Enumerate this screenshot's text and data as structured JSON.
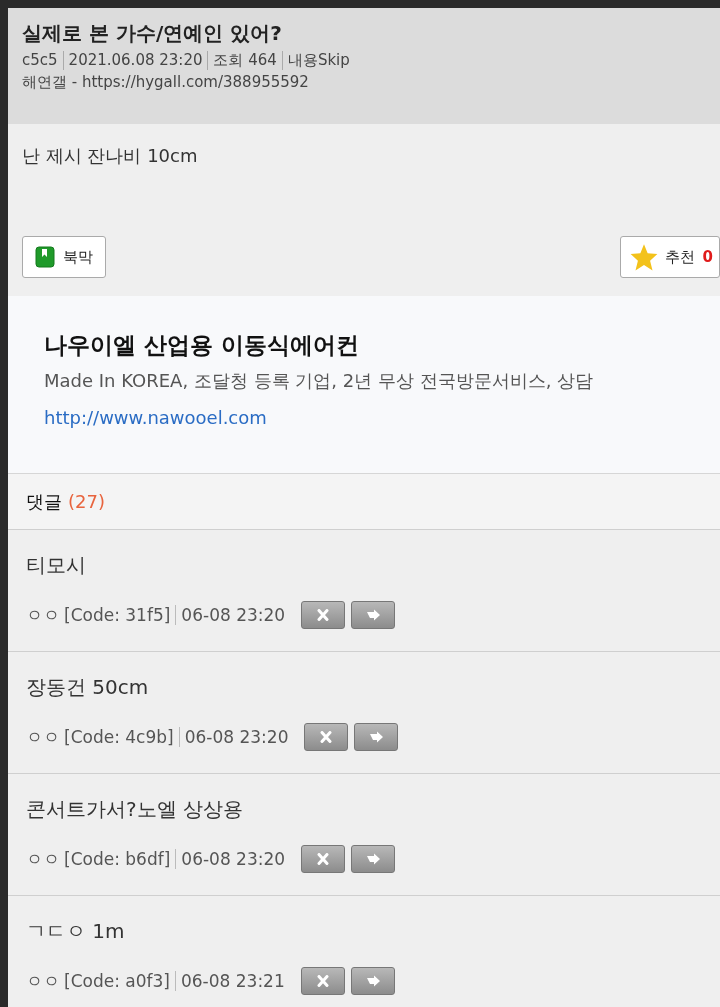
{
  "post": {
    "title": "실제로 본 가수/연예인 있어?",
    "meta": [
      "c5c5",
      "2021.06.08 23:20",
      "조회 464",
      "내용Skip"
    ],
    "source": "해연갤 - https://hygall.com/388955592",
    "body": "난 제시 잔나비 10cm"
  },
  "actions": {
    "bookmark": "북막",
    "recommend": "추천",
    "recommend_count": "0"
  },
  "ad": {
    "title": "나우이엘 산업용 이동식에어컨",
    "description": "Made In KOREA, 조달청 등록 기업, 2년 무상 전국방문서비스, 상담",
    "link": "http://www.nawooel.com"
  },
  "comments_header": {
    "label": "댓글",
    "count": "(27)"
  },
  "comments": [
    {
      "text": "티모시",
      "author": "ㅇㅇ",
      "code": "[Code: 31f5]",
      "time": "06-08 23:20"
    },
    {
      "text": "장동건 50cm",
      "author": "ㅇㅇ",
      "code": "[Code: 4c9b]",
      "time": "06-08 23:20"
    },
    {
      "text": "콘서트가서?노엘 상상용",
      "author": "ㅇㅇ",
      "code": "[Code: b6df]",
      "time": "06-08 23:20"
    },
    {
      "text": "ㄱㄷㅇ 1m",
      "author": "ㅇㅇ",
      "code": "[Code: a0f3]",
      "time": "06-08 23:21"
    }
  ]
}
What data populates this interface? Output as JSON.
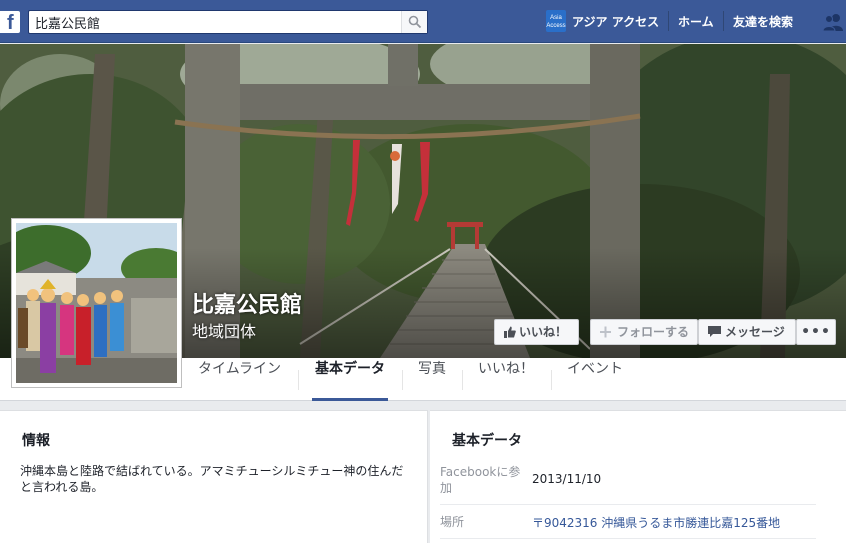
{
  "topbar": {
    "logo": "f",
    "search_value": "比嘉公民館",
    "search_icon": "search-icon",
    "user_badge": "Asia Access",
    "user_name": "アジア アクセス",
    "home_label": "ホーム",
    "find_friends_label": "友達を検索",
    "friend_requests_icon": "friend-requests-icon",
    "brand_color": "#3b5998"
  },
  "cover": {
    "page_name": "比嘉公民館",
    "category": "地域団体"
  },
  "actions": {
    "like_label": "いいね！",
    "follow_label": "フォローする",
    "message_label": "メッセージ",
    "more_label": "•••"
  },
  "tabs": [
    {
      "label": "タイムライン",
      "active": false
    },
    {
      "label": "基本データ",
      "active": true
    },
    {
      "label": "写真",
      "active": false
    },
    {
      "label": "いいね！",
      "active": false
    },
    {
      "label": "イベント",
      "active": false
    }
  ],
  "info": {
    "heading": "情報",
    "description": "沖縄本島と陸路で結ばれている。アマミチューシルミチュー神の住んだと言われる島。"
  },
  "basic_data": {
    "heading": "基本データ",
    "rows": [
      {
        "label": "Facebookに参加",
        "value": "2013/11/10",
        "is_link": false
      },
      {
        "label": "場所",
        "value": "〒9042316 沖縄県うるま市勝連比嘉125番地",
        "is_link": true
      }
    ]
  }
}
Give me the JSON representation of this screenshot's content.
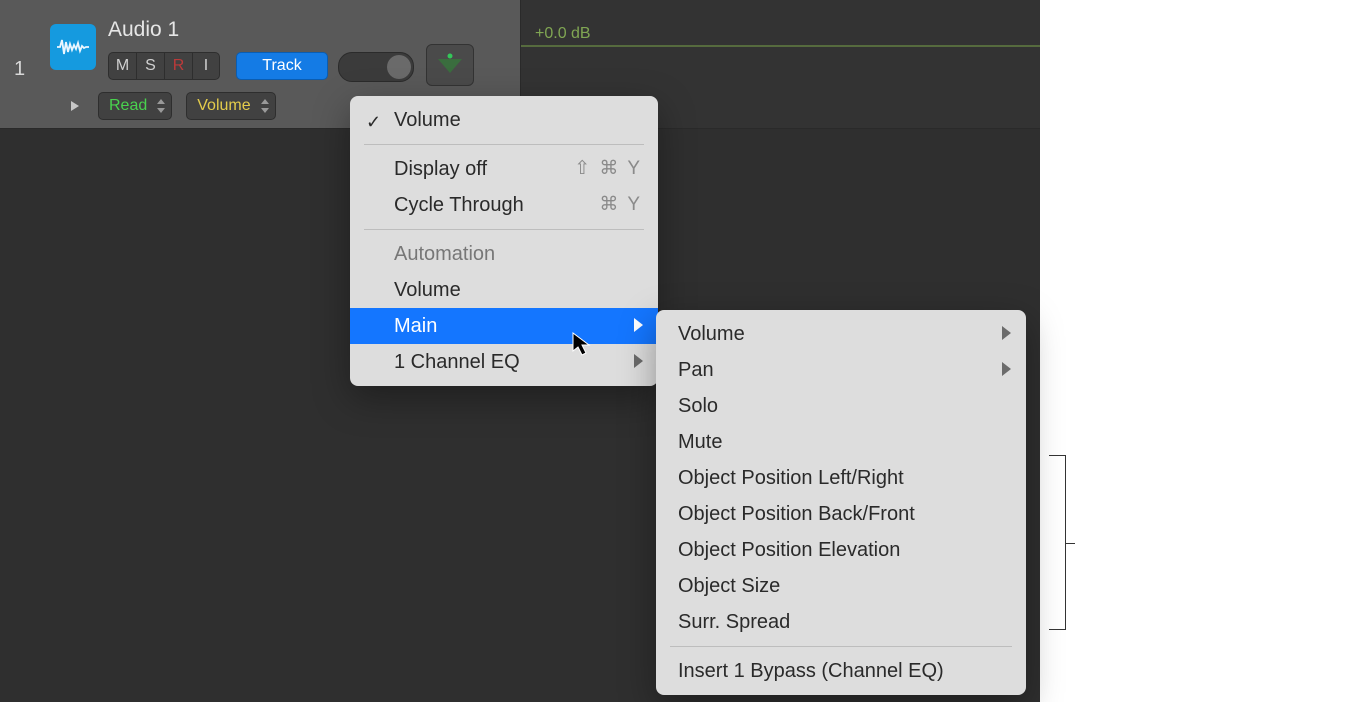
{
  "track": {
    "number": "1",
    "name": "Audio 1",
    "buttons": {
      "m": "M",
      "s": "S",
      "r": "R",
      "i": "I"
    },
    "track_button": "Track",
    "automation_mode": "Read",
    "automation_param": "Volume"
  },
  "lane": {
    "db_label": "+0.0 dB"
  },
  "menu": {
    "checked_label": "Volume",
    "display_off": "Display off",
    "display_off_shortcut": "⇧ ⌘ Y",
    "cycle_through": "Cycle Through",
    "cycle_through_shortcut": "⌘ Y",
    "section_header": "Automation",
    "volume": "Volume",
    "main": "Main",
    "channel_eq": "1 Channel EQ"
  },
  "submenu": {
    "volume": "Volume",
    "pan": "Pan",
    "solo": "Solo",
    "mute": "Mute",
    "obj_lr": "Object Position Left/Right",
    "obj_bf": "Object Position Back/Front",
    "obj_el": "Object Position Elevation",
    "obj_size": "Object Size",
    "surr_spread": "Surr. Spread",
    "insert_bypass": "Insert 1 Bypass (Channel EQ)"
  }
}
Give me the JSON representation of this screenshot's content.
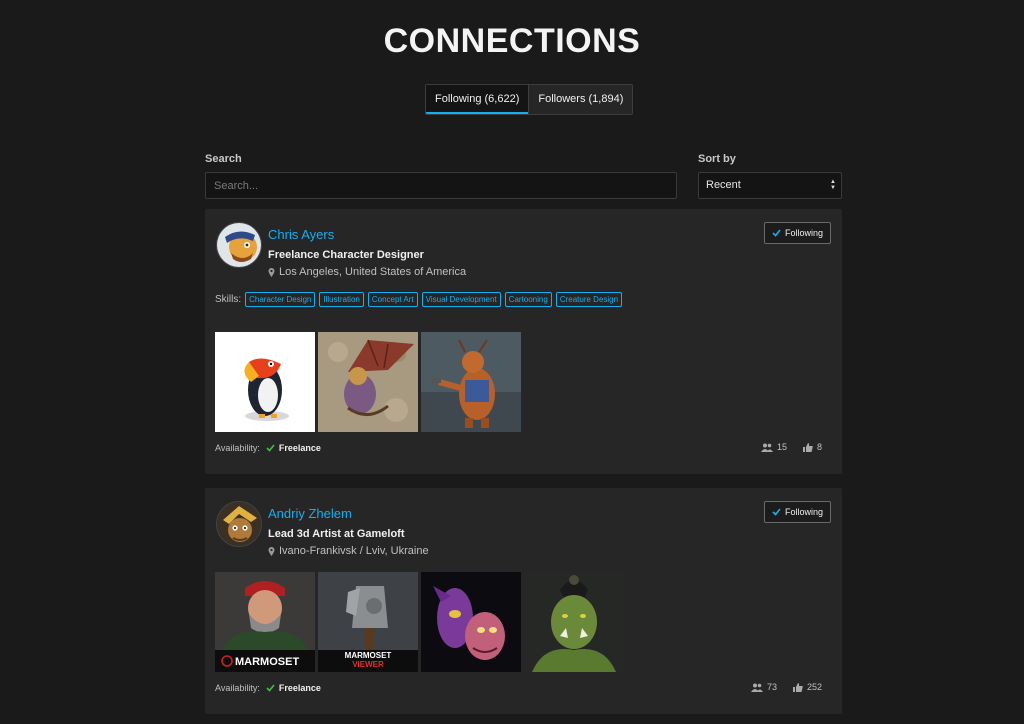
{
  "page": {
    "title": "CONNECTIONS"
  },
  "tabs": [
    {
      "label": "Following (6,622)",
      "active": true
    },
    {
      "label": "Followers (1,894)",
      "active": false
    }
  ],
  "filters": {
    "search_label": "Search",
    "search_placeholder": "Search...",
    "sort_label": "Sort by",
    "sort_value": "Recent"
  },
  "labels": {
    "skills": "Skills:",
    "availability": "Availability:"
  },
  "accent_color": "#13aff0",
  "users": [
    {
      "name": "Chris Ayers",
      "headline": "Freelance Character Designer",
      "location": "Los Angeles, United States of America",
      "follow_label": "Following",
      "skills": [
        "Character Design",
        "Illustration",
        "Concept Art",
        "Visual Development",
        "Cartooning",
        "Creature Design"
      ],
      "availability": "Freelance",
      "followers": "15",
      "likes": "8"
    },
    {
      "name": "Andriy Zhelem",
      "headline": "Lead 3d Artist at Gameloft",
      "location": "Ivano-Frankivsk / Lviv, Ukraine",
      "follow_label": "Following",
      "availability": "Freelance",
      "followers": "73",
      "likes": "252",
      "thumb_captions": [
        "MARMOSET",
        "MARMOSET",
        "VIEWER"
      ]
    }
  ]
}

§ SHORT TASK: The records above need to be given again exactly. Omit the pictures.

§ CORRECT ANSWER:
Enumerate this screenshot's text and data as structured JSON.
{
  "post": {
    "title": "실제로 본 가수/연예인 있어?",
    "meta": [
      "c5c5",
      "2021.06.08 23:20",
      "조회 464",
      "내용Skip"
    ],
    "source": "해연갤 - https://hygall.com/388955592",
    "body": "난 제시 잔나비 10cm"
  },
  "actions": {
    "bookmark": "북막",
    "recommend": "추천",
    "recommend_count": "0"
  },
  "ad": {
    "title": "나우이엘 산업용 이동식에어컨",
    "description": "Made In KOREA, 조달청 등록 기업, 2년 무상 전국방문서비스, 상담",
    "link": "http://www.nawooel.com"
  },
  "comments_header": {
    "label": "댓글",
    "count": "(27)"
  },
  "comments": [
    {
      "text": "티모시",
      "author": "ㅇㅇ",
      "code": "[Code: 31f5]",
      "time": "06-08 23:20"
    },
    {
      "text": "장동건 50cm",
      "author": "ㅇㅇ",
      "code": "[Code: 4c9b]",
      "time": "06-08 23:20"
    },
    {
      "text": "콘서트가서?노엘 상상용",
      "author": "ㅇㅇ",
      "code": "[Code: b6df]",
      "time": "06-08 23:20"
    },
    {
      "text": "ㄱㄷㅇ 1m",
      "author": "ㅇㅇ",
      "code": "[Code: a0f3]",
      "time": "06-08 23:21"
    }
  ]
}
What data populates this interface? Output as JSON.
{
  "topbar": {
    "logo": "f",
    "search_value": "比嘉公民館",
    "search_icon": "search-icon",
    "user_badge": "Asia Access",
    "user_name": "アジア アクセス",
    "home_label": "ホーム",
    "find_friends_label": "友達を検索",
    "friend_requests_icon": "friend-requests-icon",
    "brand_color": "#3b5998"
  },
  "cover": {
    "page_name": "比嘉公民館",
    "category": "地域団体"
  },
  "actions": {
    "like_label": "いいね！",
    "follow_label": "フォローする",
    "message_label": "メッセージ",
    "more_label": "•••"
  },
  "tabs": [
    {
      "label": "タイムライン",
      "active": false
    },
    {
      "label": "基本データ",
      "active": true
    },
    {
      "label": "写真",
      "active": false
    },
    {
      "label": "いいね！",
      "active": false
    },
    {
      "label": "イベント",
      "active": false
    }
  ],
  "info": {
    "heading": "情報",
    "description": "沖縄本島と陸路で結ばれている。アマミチューシルミチュー神の住んだと言われる島。"
  },
  "basic_data": {
    "heading": "基本データ",
    "rows": [
      {
        "label": "Facebookに参加",
        "value": "2013/11/10",
        "is_link": false
      },
      {
        "label": "場所",
        "value": "〒9042316 沖縄県うるま市勝連比嘉125番地",
        "is_link": true
      }
    ]
  }
}
Give me the JSON representation of this screenshot's content.
{
  "track": {
    "number": "1",
    "name": "Audio 1",
    "buttons": {
      "m": "M",
      "s": "S",
      "r": "R",
      "i": "I"
    },
    "track_button": "Track",
    "automation_mode": "Read",
    "automation_param": "Volume"
  },
  "lane": {
    "db_label": "+0.0 dB"
  },
  "menu": {
    "checked_label": "Volume",
    "display_off": "Display off",
    "display_off_shortcut": "⇧ ⌘ Y",
    "cycle_through": "Cycle Through",
    "cycle_through_shortcut": "⌘ Y",
    "section_header": "Automation",
    "volume": "Volume",
    "main": "Main",
    "channel_eq": "1 Channel EQ"
  },
  "submenu": {
    "volume": "Volume",
    "pan": "Pan",
    "solo": "Solo",
    "mute": "Mute",
    "obj_lr": "Object Position Left/Right",
    "obj_bf": "Object Position Back/Front",
    "obj_el": "Object Position Elevation",
    "obj_size": "Object Size",
    "surr_spread": "Surr. Spread",
    "insert_bypass": "Insert 1 Bypass (Channel EQ)"
  }
}
Give me the JSON representation of this screenshot's content.
{
  "page": {
    "title": "CONNECTIONS"
  },
  "tabs": [
    {
      "label": "Following (6,622)",
      "active": true
    },
    {
      "label": "Followers (1,894)",
      "active": false
    }
  ],
  "filters": {
    "search_label": "Search",
    "search_placeholder": "Search...",
    "sort_label": "Sort by",
    "sort_value": "Recent"
  },
  "labels": {
    "skills": "Skills:",
    "availability": "Availability:"
  },
  "accent_color": "#13aff0",
  "users": [
    {
      "name": "Chris Ayers",
      "headline": "Freelance Character Designer",
      "location": "Los Angeles, United States of America",
      "follow_label": "Following",
      "skills": [
        "Character Design",
        "Illustration",
        "Concept Art",
        "Visual Development",
        "Cartooning",
        "Creature Design"
      ],
      "availability": "Freelance",
      "followers": "15",
      "likes": "8"
    },
    {
      "name": "Andriy Zhelem",
      "headline": "Lead 3d Artist at Gameloft",
      "location": "Ivano-Frankivsk / Lviv, Ukraine",
      "follow_label": "Following",
      "availability": "Freelance",
      "followers": "73",
      "likes": "252",
      "thumb_captions": [
        "MARMOSET",
        "MARMOSET",
        "VIEWER"
      ]
    }
  ]
}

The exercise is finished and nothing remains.